> _Problem_: Each entry below is to be transcribed exactly.

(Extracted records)

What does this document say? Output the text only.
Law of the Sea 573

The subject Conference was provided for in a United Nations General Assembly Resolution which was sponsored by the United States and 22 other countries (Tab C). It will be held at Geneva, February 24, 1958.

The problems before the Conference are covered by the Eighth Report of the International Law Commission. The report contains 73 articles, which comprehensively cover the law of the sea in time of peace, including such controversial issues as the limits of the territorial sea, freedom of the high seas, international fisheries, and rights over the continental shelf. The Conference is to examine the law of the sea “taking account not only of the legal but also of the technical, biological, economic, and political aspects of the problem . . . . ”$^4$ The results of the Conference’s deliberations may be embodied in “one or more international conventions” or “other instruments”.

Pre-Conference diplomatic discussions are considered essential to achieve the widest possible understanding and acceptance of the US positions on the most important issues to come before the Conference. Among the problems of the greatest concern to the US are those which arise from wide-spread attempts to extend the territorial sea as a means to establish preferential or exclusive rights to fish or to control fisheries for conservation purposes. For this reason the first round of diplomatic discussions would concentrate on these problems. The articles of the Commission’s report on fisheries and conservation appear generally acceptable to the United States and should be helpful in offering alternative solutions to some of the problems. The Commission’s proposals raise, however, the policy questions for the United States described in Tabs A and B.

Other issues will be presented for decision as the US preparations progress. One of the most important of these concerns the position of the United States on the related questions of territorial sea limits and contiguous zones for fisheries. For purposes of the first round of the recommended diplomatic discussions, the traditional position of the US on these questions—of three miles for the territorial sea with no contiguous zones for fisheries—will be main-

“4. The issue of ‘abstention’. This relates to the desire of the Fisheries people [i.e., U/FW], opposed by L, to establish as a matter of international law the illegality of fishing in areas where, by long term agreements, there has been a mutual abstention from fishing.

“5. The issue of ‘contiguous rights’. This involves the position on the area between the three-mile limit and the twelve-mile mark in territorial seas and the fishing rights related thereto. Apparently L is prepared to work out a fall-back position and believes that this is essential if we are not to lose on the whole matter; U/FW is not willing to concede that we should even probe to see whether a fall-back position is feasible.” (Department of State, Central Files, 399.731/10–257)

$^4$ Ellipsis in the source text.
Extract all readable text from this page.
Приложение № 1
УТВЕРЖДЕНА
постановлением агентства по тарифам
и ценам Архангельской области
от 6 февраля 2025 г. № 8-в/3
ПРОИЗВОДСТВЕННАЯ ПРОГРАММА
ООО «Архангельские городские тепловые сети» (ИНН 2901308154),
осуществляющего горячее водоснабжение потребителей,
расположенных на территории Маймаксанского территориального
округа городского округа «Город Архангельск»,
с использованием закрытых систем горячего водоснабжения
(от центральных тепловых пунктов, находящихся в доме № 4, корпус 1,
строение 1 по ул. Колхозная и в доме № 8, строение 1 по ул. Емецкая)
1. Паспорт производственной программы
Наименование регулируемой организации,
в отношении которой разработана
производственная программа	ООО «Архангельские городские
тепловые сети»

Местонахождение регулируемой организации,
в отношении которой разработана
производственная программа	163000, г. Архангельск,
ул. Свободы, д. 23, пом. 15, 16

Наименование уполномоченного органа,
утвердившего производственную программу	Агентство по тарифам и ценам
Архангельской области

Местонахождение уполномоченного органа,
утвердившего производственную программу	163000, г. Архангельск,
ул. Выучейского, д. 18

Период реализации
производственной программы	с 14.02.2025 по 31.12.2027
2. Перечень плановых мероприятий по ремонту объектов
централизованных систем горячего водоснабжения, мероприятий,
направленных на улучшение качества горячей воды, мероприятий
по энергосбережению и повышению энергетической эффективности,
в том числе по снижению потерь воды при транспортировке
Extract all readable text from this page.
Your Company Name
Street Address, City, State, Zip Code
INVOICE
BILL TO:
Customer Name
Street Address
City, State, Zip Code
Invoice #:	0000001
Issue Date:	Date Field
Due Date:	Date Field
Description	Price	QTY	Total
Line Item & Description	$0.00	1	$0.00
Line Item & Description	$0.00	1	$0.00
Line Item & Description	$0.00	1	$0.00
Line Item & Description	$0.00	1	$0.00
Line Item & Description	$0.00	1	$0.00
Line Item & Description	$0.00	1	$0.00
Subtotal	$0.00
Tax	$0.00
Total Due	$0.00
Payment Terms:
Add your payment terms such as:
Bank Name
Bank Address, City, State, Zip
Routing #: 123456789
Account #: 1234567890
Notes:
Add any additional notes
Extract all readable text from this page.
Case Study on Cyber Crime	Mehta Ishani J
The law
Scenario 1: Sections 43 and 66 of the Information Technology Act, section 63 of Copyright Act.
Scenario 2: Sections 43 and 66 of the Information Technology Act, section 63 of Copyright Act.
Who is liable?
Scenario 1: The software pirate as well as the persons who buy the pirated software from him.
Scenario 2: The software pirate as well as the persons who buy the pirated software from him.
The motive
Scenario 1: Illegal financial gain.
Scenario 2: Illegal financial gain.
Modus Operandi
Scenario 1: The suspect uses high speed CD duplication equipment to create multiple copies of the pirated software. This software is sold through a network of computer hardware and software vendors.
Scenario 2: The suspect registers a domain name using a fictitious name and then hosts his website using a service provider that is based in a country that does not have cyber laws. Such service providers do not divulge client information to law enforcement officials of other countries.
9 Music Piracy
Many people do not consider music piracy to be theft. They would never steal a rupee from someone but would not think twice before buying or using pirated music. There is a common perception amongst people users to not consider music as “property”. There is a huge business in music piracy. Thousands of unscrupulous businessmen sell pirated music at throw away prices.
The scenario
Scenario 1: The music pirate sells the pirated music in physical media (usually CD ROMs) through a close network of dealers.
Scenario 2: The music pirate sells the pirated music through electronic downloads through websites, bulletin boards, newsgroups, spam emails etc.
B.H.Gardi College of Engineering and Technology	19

> _Answer in full_:
What does this document say? Output the text only.
Law of the Sea 573

The subject Conference was provided for in a United Nations General Assembly Resolution which was sponsored by the United States and 22 other countries (Tab C). It will be held at Geneva, February 24, 1958.

The problems before the Conference are covered by the Eighth Report of the International Law Commission. The report contains 73 articles, which comprehensively cover the law of the sea in time of peace, including such controversial issues as the limits of the territorial sea, freedom of the high seas, international fisheries, and rights over the continental shelf. The Conference is to examine the law of the sea “taking account not only of the legal but also of the technical, biological, economic, and political aspects of the problem . . . . ”$^4$ The results of the Conference’s deliberations may be embodied in “one or more international conventions” or “other instruments”.

Pre-Conference diplomatic discussions are considered essential to achieve the widest possible understanding and acceptance of the US positions on the most important issues to come before the Conference. Among the problems of the greatest concern to the US are those which arise from wide-spread attempts to extend the territorial sea as a means to establish preferential or exclusive rights to fish or to control fisheries for conservation purposes. For this reason the first round of diplomatic discussions would concentrate on these problems. The articles of the Commission’s report on fisheries and conservation appear generally acceptable to the United States and should be helpful in offering alternative solutions to some of the problems. The Commission’s proposals raise, however, the policy questions for the United States described in Tabs A and B.

Other issues will be presented for decision as the US preparations progress. One of the most important of these concerns the position of the United States on the related questions of territorial sea limits and contiguous zones for fisheries. For purposes of the first round of the recommended diplomatic discussions, the traditional position of the US on these questions—of three miles for the territorial sea with no contiguous zones for fisheries—will be main-

“4. The issue of ‘abstention’. This relates to the desire of the Fisheries people [i.e., U/FW], opposed by L, to establish as a matter of international law the illegality of fishing in areas where, by long term agreements, there has been a mutual abstention from fishing.

“5. The issue of ‘contiguous rights’. This involves the position on the area between the three-mile limit and the twelve-mile mark in territorial seas and the fishing rights related thereto. Apparently L is prepared to work out a fall-back position and believes that this is essential if we are not to lose on the whole matter; U/FW is not willing to concede that we should even probe to see whether a fall-back position is feasible.” (Department of State, Central Files, 399.731/10–257)

$^4$ Ellipsis in the source text.
Extract all readable text from this page.
Приложение № 1
УТВЕРЖДЕНА
постановлением агентства по тарифам
и ценам Архангельской области
от 6 февраля 2025 г. № 8-в/3
ПРОИЗВОДСТВЕННАЯ ПРОГРАММА
ООО «Архангельские городские тепловые сети» (ИНН 2901308154),
осуществляющего горячее водоснабжение потребителей,
расположенных на территории Маймаксанского территориального
округа городского округа «Город Архангельск»,
с использованием закрытых систем горячего водоснабжения
(от центральных тепловых пунктов, находящихся в доме № 4, корпус 1,
строение 1 по ул. Колхозная и в доме № 8, строение 1 по ул. Емецкая)
1. Паспорт производственной программы
Наименование регулируемой организации,
в отношении которой разработана
производственная программа	ООО «Архангельские городские
тепловые сети»

Местонахождение регулируемой организации,
в отношении которой разработана
производственная программа	163000, г. Архангельск,
ул. Свободы, д. 23, пом. 15, 16

Наименование уполномоченного органа,
утвердившего производственную программу	Агентство по тарифам и ценам
Архангельской области

Местонахождение уполномоченного органа,
утвердившего производственную программу	163000, г. Архангельск,
ул. Выучейского, д. 18

Период реализации
производственной программы	с 14.02.2025 по 31.12.2027
2. Перечень плановых мероприятий по ремонту объектов
централизованных систем горячего водоснабжения, мероприятий,
направленных на улучшение качества горячей воды, мероприятий
по энергосбережению и повышению энергетической эффективности,
в том числе по снижению потерь воды при транспортировке
Extract all readable text from this page.
Your Company Name
Street Address, City, State, Zip Code
INVOICE
BILL TO:
Customer Name
Street Address
City, State, Zip Code
Invoice #:	0000001
Issue Date:	Date Field
Due Date:	Date Field
Description	Price	QTY	Total
Line Item & Description	$0.00	1	$0.00
Line Item & Description	$0.00	1	$0.00
Line Item & Description	$0.00	1	$0.00
Line Item & Description	$0.00	1	$0.00
Line Item & Description	$0.00	1	$0.00
Line Item & Description	$0.00	1	$0.00
Subtotal	$0.00
Tax	$0.00
Total Due	$0.00
Payment Terms:
Add your payment terms such as:
Bank Name
Bank Address, City, State, Zip
Routing #: 123456789
Account #: 1234567890
Notes:
Add any additional notes
Extract all readable text from this page.
Case Study on Cyber Crime	Mehta Ishani J
The law
Scenario 1: Sections 43 and 66 of the Information Technology Act, section 63 of Copyright Act.
Scenario 2: Sections 43 and 66 of the Information Technology Act, section 63 of Copyright Act.
Who is liable?
Scenario 1: The software pirate as well as the persons who buy the pirated software from him.
Scenario 2: The software pirate as well as the persons who buy the pirated software from him.
The motive
Scenario 1: Illegal financial gain.
Scenario 2: Illegal financial gain.
Modus Operandi
Scenario 1: The suspect uses high speed CD duplication equipment to create multiple copies of the pirated software. This software is sold through a network of computer hardware and software vendors.
Scenario 2: The suspect registers a domain name using a fictitious name and then hosts his website using a service provider that is based in a country that does not have cyber laws. Such service providers do not divulge client information to law enforcement officials of other countries.
9 Music Piracy
Many people do not consider music piracy to be theft. They would never steal a rupee from someone but would not think twice before buying or using pirated music. There is a common perception amongst people users to not consider music as “property”. There is a huge business in music piracy. Thousands of unscrupulous businessmen sell pirated music at throw away prices.
The scenario
Scenario 1: The music pirate sells the pirated music in physical media (usually CD ROMs) through a close network of dealers.
Scenario 2: The music pirate sells the pirated music through electronic downloads through websites, bulletin boards, newsgroups, spam emails etc.
B.H.Gardi College of Engineering and Technology	19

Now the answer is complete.